Give every entry again, word for word and in full.

[INFORMATION PROVIDED start]

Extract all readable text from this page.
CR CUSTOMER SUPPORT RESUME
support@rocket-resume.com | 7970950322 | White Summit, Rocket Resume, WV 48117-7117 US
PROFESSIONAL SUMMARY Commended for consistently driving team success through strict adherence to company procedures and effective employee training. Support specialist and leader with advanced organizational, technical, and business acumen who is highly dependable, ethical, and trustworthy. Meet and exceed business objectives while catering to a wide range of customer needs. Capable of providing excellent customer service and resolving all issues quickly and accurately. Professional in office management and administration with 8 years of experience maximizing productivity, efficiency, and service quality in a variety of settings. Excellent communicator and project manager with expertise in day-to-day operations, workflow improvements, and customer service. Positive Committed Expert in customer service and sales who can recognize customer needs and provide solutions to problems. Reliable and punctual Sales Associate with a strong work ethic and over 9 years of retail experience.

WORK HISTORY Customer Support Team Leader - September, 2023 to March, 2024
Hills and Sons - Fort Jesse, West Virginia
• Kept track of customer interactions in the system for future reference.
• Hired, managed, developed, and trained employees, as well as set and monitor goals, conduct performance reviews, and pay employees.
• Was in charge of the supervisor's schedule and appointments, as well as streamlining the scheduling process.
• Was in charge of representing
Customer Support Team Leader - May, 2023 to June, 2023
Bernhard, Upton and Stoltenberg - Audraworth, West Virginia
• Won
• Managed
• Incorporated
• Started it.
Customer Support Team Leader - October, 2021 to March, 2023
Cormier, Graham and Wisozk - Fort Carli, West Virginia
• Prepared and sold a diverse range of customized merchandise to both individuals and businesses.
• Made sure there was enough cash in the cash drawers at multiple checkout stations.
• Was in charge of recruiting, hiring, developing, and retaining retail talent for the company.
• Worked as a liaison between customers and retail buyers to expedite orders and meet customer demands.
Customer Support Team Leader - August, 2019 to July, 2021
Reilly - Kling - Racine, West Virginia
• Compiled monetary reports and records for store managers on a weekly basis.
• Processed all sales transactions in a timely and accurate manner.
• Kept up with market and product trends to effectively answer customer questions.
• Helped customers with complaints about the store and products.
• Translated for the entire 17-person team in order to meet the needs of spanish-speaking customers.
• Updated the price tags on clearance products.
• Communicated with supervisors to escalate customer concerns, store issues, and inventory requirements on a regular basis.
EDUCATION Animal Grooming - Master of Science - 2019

[INFORMATION PROVIDED end]

→ **THE OUTPUT**:
Extract all readable text from this page.
CR CUSTOMER SUPPORT RESUME
support@rocket-resume.com | 7970950322 | White Summit, Rocket Resume, WV 48117-7117 US
PROFESSIONAL SUMMARY Commended for consistently driving team success through strict adherence to company procedures and effective employee training. Support specialist and leader with advanced organizational, technical, and business acumen who is highly dependable, ethical, and trustworthy. Meet and exceed business objectives while catering to a wide range of customer needs. Capable of providing excellent customer service and resolving all issues quickly and accurately. Professional in office management and administration with 8 years of experience maximizing productivity, efficiency, and service quality in a variety of settings. Excellent communicator and project manager with expertise in day-to-day operations, workflow improvements, and customer service. Positive Committed Expert in customer service and sales who can recognize customer needs and provide solutions to problems. Reliable and punctual Sales Associate with a strong work ethic and over 9 years of retail experience.

WORK HISTORY Customer Support Team Leader - September, 2023 to March, 2024
Hills and Sons - Fort Jesse, West Virginia
• Kept track of customer interactions in the system for future reference.
• Hired, managed, developed, and trained employees, as well as set and monitor goals, conduct performance reviews, and pay employees.
• Was in charge of the supervisor's schedule and appointments, as well as streamlining the scheduling process.
• Was in charge of representing
Customer Support Team Leader - May, 2023 to June, 2023
Bernhard, Upton and Stoltenberg - Audraworth, West Virginia
• Won
• Managed
• Incorporated
• Started it.
Customer Support Team Leader - October, 2021 to March, 2023
Cormier, Graham and Wisozk - Fort Carli, West Virginia
• Prepared and sold a diverse range of customized merchandise to both individuals and businesses.
• Made sure there was enough cash in the cash drawers at multiple checkout stations.
• Was in charge of recruiting, hiring, developing, and retaining retail talent for the company.
• Worked as a liaison between customers and retail buyers to expedite orders and meet customer demands.
Customer Support Team Leader - August, 2019 to July, 2021
Reilly - Kling - Racine, West Virginia
• Compiled monetary reports and records for store managers on a weekly basis.
• Processed all sales transactions in a timely and accurate manner.
• Kept up with market and product trends to effectively answer customer questions.
• Helped customers with complaints about the store and products.
• Translated for the entire 17-person team in order to meet the needs of spanish-speaking customers.
• Updated the price tags on clearance products.
• Communicated with supervisors to escalate customer concerns, store issues, and inventory requirements on a regular basis.
EDUCATION Animal Grooming - Master of Science - 2019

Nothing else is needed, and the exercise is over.